____ Data for this task
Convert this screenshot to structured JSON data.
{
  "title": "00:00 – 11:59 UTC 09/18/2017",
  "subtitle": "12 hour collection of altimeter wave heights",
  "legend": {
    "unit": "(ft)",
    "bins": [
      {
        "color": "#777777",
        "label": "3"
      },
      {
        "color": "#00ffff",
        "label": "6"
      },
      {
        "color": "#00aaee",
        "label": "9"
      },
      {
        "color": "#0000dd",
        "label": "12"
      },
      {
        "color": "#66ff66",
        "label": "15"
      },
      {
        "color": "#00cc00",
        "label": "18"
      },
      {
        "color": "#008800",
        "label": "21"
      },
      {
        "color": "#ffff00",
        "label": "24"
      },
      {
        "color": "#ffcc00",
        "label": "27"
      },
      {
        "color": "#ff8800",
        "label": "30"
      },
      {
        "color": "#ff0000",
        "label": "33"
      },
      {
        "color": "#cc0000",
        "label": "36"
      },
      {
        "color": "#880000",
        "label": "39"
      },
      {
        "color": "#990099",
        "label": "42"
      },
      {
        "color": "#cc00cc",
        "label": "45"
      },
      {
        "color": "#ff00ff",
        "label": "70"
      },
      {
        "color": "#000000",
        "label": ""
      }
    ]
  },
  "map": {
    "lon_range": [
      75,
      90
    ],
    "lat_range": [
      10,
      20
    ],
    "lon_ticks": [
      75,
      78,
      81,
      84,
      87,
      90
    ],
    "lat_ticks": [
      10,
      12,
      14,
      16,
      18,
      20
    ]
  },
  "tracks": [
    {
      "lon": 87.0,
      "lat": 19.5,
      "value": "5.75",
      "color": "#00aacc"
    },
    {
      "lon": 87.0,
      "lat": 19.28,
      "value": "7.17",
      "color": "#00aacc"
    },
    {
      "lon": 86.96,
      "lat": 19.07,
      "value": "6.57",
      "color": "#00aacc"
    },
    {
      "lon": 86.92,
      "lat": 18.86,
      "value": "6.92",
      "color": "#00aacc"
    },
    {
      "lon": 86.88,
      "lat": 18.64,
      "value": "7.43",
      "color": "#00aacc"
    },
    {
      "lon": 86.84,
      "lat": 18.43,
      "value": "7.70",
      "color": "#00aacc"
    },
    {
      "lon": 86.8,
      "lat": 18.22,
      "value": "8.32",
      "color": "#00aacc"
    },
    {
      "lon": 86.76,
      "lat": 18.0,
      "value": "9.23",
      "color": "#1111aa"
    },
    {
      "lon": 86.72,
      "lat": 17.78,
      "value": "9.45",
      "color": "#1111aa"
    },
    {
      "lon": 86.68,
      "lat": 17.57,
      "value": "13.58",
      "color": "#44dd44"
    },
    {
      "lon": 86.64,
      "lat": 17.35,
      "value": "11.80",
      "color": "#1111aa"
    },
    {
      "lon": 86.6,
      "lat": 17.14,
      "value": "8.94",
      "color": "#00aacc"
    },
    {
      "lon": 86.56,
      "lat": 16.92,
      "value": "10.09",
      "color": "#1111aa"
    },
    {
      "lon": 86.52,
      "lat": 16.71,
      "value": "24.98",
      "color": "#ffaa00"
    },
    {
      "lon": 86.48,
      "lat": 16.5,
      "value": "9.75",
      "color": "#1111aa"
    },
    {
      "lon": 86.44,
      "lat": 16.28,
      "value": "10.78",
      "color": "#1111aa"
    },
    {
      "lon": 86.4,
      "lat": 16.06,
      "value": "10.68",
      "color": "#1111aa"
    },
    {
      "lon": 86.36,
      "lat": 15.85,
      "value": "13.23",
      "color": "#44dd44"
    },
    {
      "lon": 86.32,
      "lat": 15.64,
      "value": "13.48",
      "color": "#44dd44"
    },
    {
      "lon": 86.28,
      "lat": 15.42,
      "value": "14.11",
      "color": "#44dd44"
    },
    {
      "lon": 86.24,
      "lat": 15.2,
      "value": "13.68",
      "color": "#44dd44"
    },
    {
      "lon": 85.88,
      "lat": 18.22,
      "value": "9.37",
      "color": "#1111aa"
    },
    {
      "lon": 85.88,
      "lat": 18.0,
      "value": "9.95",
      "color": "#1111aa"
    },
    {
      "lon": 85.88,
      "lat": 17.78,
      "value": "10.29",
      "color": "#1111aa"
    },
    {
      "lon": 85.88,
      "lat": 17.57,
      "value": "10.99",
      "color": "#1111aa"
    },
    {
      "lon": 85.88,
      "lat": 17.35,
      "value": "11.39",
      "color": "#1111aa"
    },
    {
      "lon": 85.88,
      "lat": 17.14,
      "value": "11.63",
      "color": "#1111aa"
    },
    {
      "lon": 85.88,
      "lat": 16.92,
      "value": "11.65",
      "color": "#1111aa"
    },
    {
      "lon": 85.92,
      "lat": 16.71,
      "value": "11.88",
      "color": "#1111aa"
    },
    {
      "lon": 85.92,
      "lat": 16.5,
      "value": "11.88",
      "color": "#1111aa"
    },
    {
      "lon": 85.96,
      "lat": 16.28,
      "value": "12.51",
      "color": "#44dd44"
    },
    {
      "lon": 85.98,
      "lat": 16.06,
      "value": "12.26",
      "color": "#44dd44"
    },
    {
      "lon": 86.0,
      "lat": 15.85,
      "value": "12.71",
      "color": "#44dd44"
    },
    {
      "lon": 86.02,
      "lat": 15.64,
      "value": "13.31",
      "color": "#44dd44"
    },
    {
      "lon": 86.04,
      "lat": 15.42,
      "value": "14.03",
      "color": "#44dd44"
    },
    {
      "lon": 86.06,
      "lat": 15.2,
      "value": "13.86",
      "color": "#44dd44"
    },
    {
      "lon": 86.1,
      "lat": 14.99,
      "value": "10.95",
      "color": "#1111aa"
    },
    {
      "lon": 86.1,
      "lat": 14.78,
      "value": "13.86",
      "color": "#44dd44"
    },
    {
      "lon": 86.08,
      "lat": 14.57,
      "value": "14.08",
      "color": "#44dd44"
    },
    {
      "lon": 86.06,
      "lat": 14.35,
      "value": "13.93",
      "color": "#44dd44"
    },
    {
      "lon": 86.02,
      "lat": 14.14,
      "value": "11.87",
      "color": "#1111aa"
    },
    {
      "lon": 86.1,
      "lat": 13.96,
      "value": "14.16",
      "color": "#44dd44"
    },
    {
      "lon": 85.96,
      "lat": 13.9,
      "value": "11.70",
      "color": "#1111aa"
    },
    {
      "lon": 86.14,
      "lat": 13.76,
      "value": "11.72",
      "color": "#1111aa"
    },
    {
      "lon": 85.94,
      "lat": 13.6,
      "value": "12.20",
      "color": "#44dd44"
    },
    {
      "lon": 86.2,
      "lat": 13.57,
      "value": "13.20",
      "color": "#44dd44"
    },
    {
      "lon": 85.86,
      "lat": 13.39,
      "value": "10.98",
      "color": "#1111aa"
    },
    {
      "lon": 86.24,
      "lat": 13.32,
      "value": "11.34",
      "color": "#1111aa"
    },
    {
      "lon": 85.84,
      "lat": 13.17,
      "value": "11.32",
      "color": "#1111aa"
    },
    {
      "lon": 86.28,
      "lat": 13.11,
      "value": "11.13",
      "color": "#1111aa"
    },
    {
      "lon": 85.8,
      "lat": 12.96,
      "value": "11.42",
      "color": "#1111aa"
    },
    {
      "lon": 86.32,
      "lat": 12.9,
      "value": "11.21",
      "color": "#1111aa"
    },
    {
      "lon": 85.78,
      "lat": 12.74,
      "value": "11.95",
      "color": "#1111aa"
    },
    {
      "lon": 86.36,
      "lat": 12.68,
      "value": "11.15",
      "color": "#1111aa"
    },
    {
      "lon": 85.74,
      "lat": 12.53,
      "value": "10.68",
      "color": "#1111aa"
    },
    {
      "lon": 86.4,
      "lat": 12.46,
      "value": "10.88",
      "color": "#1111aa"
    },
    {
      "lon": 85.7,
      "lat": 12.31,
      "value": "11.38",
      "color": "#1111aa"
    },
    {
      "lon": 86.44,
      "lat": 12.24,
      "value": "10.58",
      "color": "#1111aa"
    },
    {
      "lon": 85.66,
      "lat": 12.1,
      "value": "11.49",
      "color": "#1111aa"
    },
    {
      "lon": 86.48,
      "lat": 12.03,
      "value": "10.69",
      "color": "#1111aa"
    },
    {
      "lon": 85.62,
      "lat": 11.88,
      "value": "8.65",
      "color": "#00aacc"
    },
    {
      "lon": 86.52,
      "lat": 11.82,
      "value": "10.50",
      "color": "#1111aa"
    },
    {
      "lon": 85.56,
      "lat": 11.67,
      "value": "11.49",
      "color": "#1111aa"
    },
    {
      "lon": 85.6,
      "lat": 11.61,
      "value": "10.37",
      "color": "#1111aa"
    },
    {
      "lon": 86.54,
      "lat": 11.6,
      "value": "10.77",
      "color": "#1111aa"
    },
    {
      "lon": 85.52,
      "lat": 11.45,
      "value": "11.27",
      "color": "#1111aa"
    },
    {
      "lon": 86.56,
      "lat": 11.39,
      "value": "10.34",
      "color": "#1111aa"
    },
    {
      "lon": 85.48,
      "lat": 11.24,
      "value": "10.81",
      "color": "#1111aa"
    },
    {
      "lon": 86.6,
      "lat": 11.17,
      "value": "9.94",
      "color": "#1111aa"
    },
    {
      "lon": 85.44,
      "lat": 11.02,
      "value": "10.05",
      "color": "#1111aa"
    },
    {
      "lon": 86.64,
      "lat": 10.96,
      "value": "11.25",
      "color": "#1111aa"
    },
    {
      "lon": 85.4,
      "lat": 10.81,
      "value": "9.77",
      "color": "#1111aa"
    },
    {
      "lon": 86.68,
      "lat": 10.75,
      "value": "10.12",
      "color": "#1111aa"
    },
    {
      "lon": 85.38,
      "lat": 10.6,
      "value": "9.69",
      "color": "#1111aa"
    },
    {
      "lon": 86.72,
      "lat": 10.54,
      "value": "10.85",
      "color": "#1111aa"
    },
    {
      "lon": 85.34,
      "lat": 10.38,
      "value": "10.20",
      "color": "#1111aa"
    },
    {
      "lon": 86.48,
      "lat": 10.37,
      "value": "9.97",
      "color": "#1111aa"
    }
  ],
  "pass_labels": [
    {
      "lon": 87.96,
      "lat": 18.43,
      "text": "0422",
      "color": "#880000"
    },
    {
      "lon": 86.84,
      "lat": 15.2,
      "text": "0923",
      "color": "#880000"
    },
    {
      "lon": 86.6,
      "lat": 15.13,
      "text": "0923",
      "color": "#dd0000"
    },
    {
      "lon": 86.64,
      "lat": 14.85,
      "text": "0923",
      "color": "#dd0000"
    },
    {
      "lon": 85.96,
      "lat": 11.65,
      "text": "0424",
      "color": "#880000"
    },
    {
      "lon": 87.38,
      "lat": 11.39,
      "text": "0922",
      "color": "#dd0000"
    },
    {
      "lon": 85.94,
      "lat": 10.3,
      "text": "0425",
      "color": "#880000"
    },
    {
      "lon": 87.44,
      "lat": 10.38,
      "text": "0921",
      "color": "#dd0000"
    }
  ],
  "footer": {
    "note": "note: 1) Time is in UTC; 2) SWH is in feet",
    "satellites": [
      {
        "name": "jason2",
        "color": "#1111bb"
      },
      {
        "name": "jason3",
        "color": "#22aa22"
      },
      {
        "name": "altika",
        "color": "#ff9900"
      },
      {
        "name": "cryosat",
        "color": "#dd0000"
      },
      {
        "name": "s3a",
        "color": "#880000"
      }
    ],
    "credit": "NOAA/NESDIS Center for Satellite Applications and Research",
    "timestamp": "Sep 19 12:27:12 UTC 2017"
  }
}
________
**Exercise brief**:
From the records, copy every line that has the string "text" in it.

**Written solution**:
      "text": "0422",
      "text": "0923",
      "text": "0923",
      "text": "0923",
      "text": "0424",
      "text": "0922",
      "text": "0425",
      "text": "0921",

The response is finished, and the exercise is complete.